**TASK INSTRUCTIONS**
Extract the complete data exactly as given.
>> BEGIN
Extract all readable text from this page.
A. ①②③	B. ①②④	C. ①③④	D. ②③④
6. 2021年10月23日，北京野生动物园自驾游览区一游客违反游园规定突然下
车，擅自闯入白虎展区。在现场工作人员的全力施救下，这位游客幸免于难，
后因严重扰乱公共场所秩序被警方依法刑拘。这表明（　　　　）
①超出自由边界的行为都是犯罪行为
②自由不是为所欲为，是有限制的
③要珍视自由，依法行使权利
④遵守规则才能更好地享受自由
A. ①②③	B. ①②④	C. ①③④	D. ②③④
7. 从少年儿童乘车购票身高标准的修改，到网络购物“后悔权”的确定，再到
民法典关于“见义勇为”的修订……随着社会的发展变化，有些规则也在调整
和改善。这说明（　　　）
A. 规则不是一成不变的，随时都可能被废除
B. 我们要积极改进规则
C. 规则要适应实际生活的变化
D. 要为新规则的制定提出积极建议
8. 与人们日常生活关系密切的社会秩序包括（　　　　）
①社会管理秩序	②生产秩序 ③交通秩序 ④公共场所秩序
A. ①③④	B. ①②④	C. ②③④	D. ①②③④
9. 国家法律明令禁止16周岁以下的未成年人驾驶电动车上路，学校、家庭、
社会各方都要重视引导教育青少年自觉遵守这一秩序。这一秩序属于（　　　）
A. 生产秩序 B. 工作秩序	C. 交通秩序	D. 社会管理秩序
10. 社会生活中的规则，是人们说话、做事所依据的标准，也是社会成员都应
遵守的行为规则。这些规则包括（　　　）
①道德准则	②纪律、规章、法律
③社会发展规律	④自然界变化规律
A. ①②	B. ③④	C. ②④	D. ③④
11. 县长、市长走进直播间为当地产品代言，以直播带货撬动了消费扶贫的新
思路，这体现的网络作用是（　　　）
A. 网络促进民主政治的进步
>> END
**EXERCISE ANSWER**
Extract all readable text from this page.
A. ①②③	B. ①②④	C. ①③④	D. ②③④
6. 2021年10月23日，北京野生动物园自驾游览区一游客违反游园规定突然下
车，擅自闯入白虎展区。在现场工作人员的全力施救下，这位游客幸免于难，
后因严重扰乱公共场所秩序被警方依法刑拘。这表明（　　　　）
①超出自由边界的行为都是犯罪行为
②自由不是为所欲为，是有限制的
③要珍视自由，依法行使权利
④遵守规则才能更好地享受自由
A. ①②③	B. ①②④	C. ①③④	D. ②③④
7. 从少年儿童乘车购票身高标准的修改，到网络购物“后悔权”的确定，再到
民法典关于“见义勇为”的修订……随着社会的发展变化，有些规则也在调整
和改善。这说明（　　　）
A. 规则不是一成不变的，随时都可能被废除
B. 我们要积极改进规则
C. 规则要适应实际生活的变化
D. 要为新规则的制定提出积极建议
8. 与人们日常生活关系密切的社会秩序包括（　　　　）
①社会管理秩序	②生产秩序 ③交通秩序 ④公共场所秩序
A. ①③④	B. ①②④	C. ②③④	D. ①②③④
9. 国家法律明令禁止16周岁以下的未成年人驾驶电动车上路，学校、家庭、
社会各方都要重视引导教育青少年自觉遵守这一秩序。这一秩序属于（　　　）
A. 生产秩序 B. 工作秩序	C. 交通秩序	D. 社会管理秩序
10. 社会生活中的规则，是人们说话、做事所依据的标准，也是社会成员都应
遵守的行为规则。这些规则包括（　　　）
①道德准则	②纪律、规章、法律
③社会发展规律	④自然界变化规律
A. ①②	B. ③④	C. ②④	D. ③④
11. 县长、市长走进直播间为当地产品代言，以直播带货撬动了消费扶贫的新
思路，这体现的网络作用是（　　　）
A. 网络促进民主政治的进步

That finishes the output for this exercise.